──────── GIVEN DATA ────────
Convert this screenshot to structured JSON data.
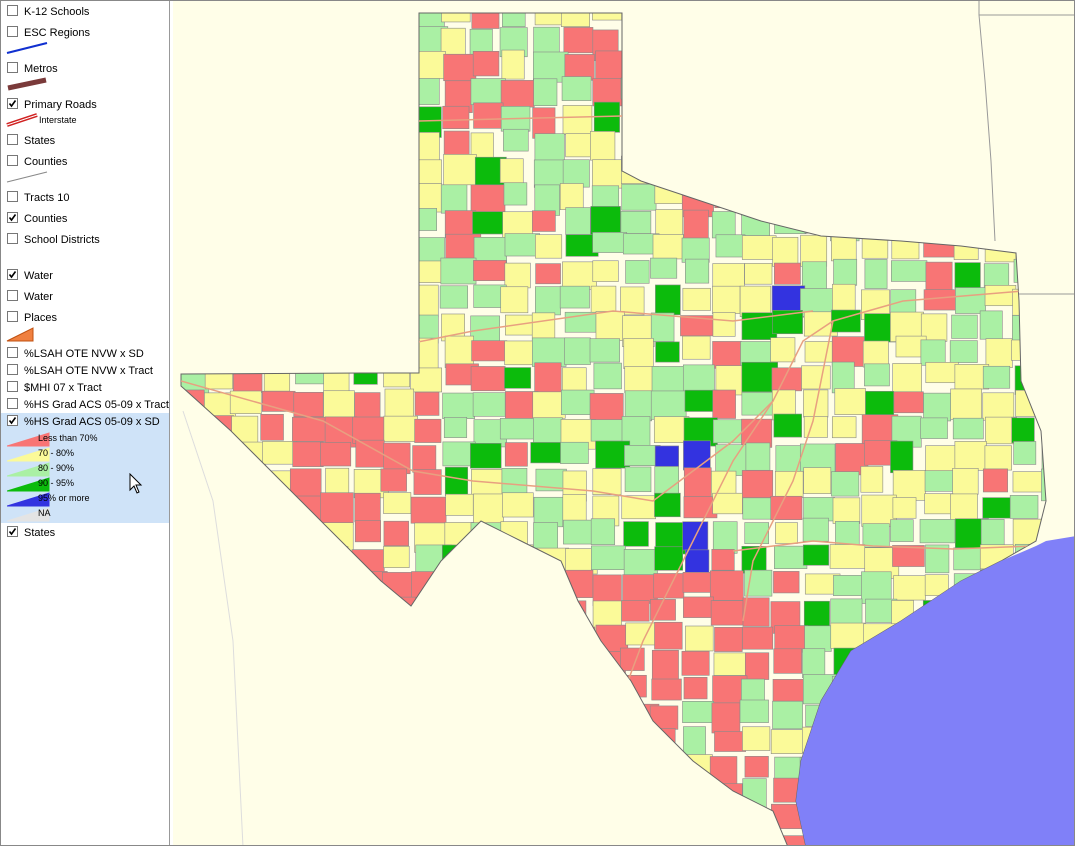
{
  "layers": [
    {
      "label": "K-12 Schools",
      "checked": false
    },
    {
      "label": "ESC Regions",
      "checked": false
    },
    {
      "label": "Metros",
      "checked": false
    },
    {
      "label": "Primary Roads",
      "checked": true,
      "sublabel": "Interstate"
    },
    {
      "label": "States",
      "checked": false
    },
    {
      "label": "Counties",
      "checked": false
    },
    {
      "label": "Tracts 10",
      "checked": false
    },
    {
      "label": "Counties",
      "checked": true
    },
    {
      "label": "School Districts",
      "checked": false
    },
    {
      "label": "Water",
      "checked": true
    },
    {
      "label": "Water",
      "checked": false
    },
    {
      "label": "Places",
      "checked": false
    },
    {
      "label": "%LSAH OTE NVW x SD",
      "checked": false
    },
    {
      "label": "%LSAH OTE NVW x Tract",
      "checked": false
    },
    {
      "label": "$MHI 07 x Tract",
      "checked": false
    },
    {
      "label": "%HS Grad ACS 05-09 x Tract",
      "checked": false
    },
    {
      "label": "%HS Grad ACS 05-09 x SD",
      "checked": true,
      "selected": true
    },
    {
      "label": "States",
      "checked": true
    }
  ],
  "legend": {
    "items": [
      {
        "label": "Less than 70%",
        "color": "#f87575"
      },
      {
        "label": "70 - 80%",
        "color": "#fbfa99"
      },
      {
        "label": "80 - 90%",
        "color": "#aaf0a4"
      },
      {
        "label": "90 - 95%",
        "color": "#0cbb0c"
      },
      {
        "label": "95% or more",
        "color": "#3333e0"
      },
      {
        "label": "NA",
        "color": "#e4e4e4"
      }
    ]
  },
  "water_color": "#8080f8"
}
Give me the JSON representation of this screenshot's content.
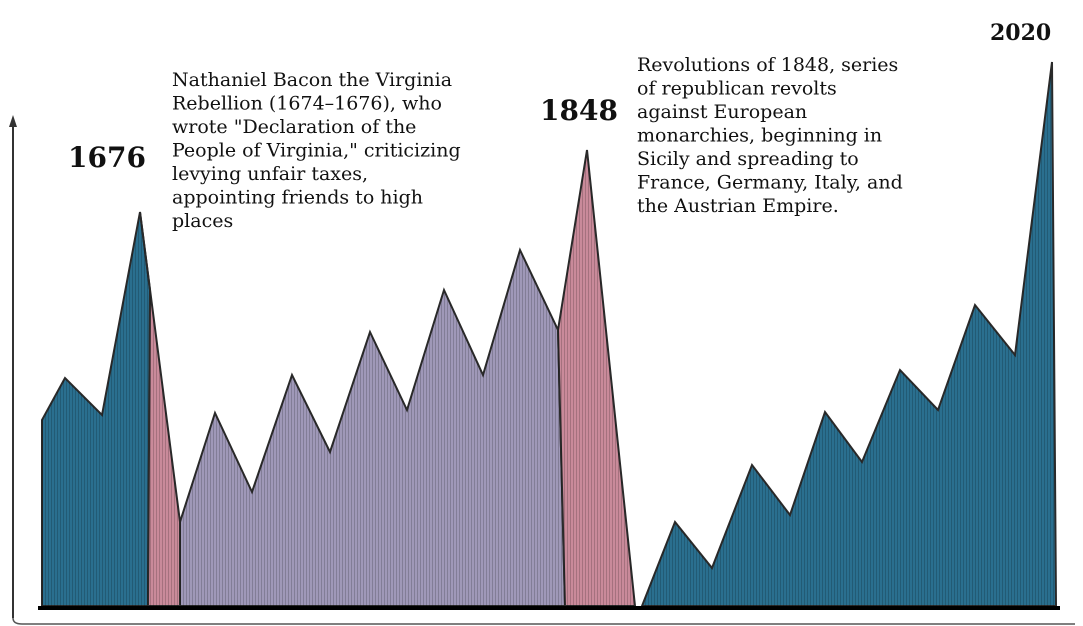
{
  "labels": {
    "year_left": "1676",
    "year_middle": "1848",
    "year_right": "2020"
  },
  "annotations": {
    "bacon": [
      "Nathaniel Bacon the Virginia",
      "Rebellion (1674–1676), who",
      "wrote \"Declaration of the",
      "People of Virginia,\" criticizing",
      "levying unfair taxes,",
      "appointing friends to high",
      "places"
    ],
    "revolutions": [
      "Revolutions of 1848, series",
      "of republican revolts",
      "against European",
      "monarchies, beginning in",
      "Sicily and spreading to",
      "France, Germany, Italy, and",
      "the Austrian Empire."
    ]
  }
}
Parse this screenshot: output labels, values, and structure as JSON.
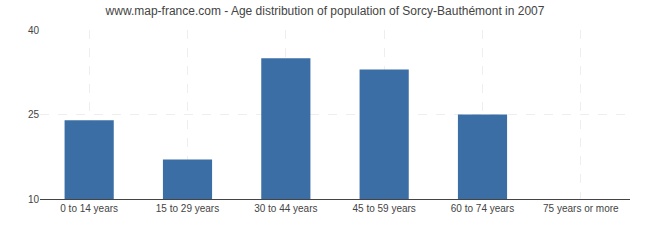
{
  "chart_data": {
    "type": "bar",
    "title": "www.map-france.com - Age distribution of population of Sorcy-Bauthémont in 2007",
    "categories": [
      "0 to 14 years",
      "15 to 29 years",
      "30 to 44 years",
      "45 to 59 years",
      "60 to 74 years",
      "75 years or more"
    ],
    "values": [
      24,
      17,
      35,
      33,
      25,
      10
    ],
    "color": "#3a6ea5",
    "ylim": [
      10,
      40
    ],
    "yticks": [
      10,
      25,
      40
    ],
    "grid": true
  }
}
────────
AIM: Repeat the data in full and exactly. Omit pictures.

EXERCISE SOLUTION:
Convert this screenshot to structured JSON data.
{
  "layers": [
    {
      "label": "K-12 Schools",
      "checked": false
    },
    {
      "label": "ESC Regions",
      "checked": false
    },
    {
      "label": "Metros",
      "checked": false
    },
    {
      "label": "Primary Roads",
      "checked": true,
      "sublabel": "Interstate"
    },
    {
      "label": "States",
      "checked": false
    },
    {
      "label": "Counties",
      "checked": false
    },
    {
      "label": "Tracts 10",
      "checked": false
    },
    {
      "label": "Counties",
      "checked": true
    },
    {
      "label": "School Districts",
      "checked": false
    },
    {
      "label": "Water",
      "checked": true
    },
    {
      "label": "Water",
      "checked": false
    },
    {
      "label": "Places",
      "checked": false
    },
    {
      "label": "%LSAH OTE NVW x SD",
      "checked": false
    },
    {
      "label": "%LSAH OTE NVW x Tract",
      "checked": false
    },
    {
      "label": "$MHI 07 x Tract",
      "checked": false
    },
    {
      "label": "%HS Grad ACS 05-09 x Tract",
      "checked": false
    },
    {
      "label": "%HS Grad ACS 05-09 x SD",
      "checked": true,
      "selected": true
    },
    {
      "label": "States",
      "checked": true
    }
  ],
  "legend": {
    "items": [
      {
        "label": "Less than 70%",
        "color": "#f87575"
      },
      {
        "label": "70 - 80%",
        "color": "#fbfa99"
      },
      {
        "label": "80 - 90%",
        "color": "#aaf0a4"
      },
      {
        "label": "90 - 95%",
        "color": "#0cbb0c"
      },
      {
        "label": "95% or more",
        "color": "#3333e0"
      },
      {
        "label": "NA",
        "color": "#e4e4e4"
      }
    ]
  },
  "water_color": "#8080f8"
}
Give me the JSON representation of this screenshot's content.
{
  "labels": {
    "year_left": "1676",
    "year_middle": "1848",
    "year_right": "2020"
  },
  "annotations": {
    "bacon": [
      "Nathaniel Bacon the Virginia",
      "Rebellion (1674–1676), who",
      "wrote \"Declaration of the",
      "People of Virginia,\" criticizing",
      "levying unfair taxes,",
      "appointing friends to high",
      "places"
    ],
    "revolutions": [
      "Revolutions of 1848, series",
      "of republican revolts",
      "against European",
      "monarchies, beginning in",
      "Sicily and spreading to",
      "France, Germany, Italy, and",
      "the Austrian Empire."
    ]
  }
}
Parse this screenshot: output labels, values, and structure as JSON.
{
  "chart_data": {
    "type": "bar",
    "title": "www.map-france.com - Age distribution of population of Sorcy-Bauthémont in 2007",
    "categories": [
      "0 to 14 years",
      "15 to 29 years",
      "30 to 44 years",
      "45 to 59 years",
      "60 to 74 years",
      "75 years or more"
    ],
    "values": [
      24,
      17,
      35,
      33,
      25,
      10
    ],
    "color": "#3a6ea5",
    "ylim": [
      10,
      40
    ],
    "yticks": [
      10,
      25,
      40
    ],
    "grid": true
  }
}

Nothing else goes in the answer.